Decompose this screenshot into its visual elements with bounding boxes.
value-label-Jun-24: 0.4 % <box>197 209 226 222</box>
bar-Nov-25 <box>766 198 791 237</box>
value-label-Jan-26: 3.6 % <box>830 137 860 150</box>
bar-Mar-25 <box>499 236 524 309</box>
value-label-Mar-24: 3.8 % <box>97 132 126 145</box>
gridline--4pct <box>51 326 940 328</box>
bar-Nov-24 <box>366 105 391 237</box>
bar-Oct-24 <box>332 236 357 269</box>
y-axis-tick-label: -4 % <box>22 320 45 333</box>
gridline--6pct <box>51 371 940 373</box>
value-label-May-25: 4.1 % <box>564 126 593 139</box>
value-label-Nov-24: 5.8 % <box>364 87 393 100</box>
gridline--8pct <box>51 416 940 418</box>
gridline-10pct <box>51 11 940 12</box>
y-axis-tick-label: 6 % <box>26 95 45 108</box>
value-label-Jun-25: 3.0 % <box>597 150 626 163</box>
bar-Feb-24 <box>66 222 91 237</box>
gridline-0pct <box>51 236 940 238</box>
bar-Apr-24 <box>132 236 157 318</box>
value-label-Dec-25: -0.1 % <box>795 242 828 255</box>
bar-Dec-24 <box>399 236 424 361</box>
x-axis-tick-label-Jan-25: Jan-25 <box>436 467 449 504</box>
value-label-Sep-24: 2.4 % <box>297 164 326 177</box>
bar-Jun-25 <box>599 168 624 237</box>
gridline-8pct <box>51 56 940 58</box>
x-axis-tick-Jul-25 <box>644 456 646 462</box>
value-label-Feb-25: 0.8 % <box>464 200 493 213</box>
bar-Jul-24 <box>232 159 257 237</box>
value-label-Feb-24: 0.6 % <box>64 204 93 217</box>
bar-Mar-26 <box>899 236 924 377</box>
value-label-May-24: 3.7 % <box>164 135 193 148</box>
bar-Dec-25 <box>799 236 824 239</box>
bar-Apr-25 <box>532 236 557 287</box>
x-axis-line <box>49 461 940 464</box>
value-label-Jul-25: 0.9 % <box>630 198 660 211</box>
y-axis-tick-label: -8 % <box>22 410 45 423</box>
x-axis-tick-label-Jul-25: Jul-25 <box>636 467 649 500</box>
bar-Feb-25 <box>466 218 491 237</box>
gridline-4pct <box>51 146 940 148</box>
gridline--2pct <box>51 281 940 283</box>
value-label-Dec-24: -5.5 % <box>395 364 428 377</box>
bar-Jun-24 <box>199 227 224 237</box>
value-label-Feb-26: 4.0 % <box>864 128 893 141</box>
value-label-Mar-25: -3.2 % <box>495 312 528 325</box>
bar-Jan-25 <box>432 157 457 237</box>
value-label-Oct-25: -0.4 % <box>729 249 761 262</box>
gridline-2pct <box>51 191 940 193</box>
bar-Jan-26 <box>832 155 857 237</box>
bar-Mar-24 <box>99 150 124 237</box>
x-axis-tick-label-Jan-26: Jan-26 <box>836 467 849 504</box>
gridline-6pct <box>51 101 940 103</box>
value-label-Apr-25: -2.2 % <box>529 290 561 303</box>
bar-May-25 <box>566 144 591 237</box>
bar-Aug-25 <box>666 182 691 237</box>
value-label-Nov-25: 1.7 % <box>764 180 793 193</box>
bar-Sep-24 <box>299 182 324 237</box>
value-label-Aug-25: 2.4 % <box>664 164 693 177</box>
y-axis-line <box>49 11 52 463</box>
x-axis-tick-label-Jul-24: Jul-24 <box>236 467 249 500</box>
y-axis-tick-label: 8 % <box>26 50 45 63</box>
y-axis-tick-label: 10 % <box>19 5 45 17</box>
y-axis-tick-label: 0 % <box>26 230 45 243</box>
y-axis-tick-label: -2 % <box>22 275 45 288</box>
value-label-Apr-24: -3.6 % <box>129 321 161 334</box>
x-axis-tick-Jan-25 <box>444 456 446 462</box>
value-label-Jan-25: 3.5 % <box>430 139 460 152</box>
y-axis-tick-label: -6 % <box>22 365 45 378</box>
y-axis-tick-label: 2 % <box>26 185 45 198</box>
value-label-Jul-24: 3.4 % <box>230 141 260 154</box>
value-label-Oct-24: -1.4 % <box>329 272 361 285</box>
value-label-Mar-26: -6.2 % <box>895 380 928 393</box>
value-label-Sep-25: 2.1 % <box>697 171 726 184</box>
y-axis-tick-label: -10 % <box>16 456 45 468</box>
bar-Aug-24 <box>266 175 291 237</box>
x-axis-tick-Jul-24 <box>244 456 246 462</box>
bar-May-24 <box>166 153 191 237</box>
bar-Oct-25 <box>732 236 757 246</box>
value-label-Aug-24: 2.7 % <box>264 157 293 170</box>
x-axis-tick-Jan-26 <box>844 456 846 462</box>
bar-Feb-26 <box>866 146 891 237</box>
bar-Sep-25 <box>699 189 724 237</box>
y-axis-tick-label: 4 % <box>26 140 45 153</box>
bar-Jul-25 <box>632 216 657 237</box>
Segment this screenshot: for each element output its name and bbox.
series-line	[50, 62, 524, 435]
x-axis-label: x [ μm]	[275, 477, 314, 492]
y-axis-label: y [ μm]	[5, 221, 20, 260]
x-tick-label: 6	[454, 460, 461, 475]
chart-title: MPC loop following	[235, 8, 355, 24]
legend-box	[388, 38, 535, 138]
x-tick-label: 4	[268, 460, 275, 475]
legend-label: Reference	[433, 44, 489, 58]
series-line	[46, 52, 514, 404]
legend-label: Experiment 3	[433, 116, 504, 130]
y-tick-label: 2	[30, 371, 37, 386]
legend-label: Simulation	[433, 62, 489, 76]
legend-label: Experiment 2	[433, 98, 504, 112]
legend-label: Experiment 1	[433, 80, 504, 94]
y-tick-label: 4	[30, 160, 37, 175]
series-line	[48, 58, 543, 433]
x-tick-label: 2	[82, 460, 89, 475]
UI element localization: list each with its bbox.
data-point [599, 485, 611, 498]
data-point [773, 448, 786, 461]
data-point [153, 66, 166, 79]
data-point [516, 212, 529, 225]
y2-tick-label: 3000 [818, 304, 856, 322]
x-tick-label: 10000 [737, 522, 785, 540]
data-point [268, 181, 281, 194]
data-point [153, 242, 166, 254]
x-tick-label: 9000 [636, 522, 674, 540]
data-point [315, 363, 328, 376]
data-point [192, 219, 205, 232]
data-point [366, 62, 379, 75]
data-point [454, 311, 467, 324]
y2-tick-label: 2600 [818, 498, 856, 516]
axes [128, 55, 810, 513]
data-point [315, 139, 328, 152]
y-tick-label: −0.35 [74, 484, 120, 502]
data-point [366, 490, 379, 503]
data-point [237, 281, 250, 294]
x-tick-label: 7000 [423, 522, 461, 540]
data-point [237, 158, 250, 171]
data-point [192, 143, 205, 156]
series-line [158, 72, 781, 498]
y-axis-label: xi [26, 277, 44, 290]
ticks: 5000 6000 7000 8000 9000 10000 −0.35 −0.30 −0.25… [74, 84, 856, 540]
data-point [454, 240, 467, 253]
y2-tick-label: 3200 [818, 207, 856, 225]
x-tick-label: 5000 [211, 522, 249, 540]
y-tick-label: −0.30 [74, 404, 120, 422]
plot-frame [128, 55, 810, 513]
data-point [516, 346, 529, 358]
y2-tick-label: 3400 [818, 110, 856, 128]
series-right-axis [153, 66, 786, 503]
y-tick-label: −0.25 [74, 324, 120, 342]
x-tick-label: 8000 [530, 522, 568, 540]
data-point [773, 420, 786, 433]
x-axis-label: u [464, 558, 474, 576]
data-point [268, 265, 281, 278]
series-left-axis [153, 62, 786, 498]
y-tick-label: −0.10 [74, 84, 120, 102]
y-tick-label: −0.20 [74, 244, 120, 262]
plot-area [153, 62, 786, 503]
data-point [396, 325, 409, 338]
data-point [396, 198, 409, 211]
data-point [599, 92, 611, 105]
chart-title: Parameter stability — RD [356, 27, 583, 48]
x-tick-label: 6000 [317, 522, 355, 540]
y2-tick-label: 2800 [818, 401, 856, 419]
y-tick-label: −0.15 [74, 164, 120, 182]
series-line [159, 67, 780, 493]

◆ Problem description
Show each line of the items above that contains the string "legend". Case counts.

◆ Worked answer
legend-box	[388, 38, 535, 138]
legend-label: Reference	[433, 44, 489, 58]
legend-label: Experiment 3	[433, 116, 504, 130]
legend-label: Simulation	[433, 62, 489, 76]
legend-label: Experiment 2	[433, 98, 504, 112]
legend-label: Experiment 1	[433, 80, 504, 94]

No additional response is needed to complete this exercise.